Collection entries:
::::::::

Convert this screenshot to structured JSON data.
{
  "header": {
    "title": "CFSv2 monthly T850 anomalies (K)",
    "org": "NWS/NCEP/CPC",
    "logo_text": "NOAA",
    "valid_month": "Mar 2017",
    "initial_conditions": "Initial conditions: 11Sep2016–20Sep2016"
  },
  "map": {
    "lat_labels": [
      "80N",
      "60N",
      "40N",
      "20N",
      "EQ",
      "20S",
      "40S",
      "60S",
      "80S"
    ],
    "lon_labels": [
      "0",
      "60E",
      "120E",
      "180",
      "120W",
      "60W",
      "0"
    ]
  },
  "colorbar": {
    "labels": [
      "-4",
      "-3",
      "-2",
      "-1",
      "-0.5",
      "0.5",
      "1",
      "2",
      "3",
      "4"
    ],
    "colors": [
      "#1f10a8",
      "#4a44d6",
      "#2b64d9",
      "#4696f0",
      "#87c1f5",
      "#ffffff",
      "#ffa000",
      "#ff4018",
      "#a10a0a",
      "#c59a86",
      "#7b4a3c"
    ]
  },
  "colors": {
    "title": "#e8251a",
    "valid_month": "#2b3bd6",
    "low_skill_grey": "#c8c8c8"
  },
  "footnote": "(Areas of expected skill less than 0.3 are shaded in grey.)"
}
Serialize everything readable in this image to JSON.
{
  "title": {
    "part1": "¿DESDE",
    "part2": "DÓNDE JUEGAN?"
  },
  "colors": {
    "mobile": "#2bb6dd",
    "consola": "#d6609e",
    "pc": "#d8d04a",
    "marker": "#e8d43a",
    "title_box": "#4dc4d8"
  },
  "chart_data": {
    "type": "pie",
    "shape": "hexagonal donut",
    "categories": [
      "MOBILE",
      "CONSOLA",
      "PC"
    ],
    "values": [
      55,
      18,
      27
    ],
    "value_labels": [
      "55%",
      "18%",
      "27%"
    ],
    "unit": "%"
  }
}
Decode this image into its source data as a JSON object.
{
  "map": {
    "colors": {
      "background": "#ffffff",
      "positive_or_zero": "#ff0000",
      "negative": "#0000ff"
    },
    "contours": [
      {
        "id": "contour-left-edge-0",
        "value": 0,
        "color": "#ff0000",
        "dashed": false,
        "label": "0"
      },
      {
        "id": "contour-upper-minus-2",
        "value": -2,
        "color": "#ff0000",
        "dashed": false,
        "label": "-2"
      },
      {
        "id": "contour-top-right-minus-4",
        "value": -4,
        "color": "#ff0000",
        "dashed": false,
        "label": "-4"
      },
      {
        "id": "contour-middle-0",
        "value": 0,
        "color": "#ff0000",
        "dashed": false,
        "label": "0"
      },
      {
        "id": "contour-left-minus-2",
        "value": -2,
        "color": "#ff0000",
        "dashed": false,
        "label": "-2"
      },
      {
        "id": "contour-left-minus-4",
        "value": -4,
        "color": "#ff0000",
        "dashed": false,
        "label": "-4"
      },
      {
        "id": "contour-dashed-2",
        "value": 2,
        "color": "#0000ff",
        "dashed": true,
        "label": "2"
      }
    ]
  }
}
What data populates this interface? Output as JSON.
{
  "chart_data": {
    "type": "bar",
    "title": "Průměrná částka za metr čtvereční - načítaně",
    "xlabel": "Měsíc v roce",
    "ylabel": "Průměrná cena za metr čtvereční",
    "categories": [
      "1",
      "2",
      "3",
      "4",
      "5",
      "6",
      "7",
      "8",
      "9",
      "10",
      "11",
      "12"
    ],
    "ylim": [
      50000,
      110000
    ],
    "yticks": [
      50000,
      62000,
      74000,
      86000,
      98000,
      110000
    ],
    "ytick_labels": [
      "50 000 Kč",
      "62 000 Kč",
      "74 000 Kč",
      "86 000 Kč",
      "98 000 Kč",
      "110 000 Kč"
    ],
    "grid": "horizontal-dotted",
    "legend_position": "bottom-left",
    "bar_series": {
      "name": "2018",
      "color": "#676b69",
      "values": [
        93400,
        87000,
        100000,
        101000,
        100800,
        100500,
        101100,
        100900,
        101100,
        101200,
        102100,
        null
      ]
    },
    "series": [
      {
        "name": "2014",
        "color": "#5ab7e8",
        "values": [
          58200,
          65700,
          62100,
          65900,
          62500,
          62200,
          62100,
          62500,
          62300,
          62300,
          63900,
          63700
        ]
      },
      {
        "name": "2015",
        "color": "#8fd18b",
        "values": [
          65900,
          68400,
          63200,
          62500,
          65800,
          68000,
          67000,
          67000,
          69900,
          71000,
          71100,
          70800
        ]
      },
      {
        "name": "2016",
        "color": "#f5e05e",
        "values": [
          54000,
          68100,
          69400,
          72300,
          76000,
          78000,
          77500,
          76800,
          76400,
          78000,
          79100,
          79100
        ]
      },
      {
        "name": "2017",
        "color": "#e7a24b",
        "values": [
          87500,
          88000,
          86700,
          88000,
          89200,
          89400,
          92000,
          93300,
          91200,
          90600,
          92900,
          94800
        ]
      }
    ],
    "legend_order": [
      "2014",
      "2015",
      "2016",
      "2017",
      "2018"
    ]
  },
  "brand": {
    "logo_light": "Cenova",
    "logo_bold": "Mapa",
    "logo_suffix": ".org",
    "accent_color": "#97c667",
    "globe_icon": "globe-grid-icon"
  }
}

::::::::

Exercise prompt: List all lines holding the string "grid".

Task result:
    "grid": "horizontal-dotted",
    "globe_icon": "globe-grid-icon"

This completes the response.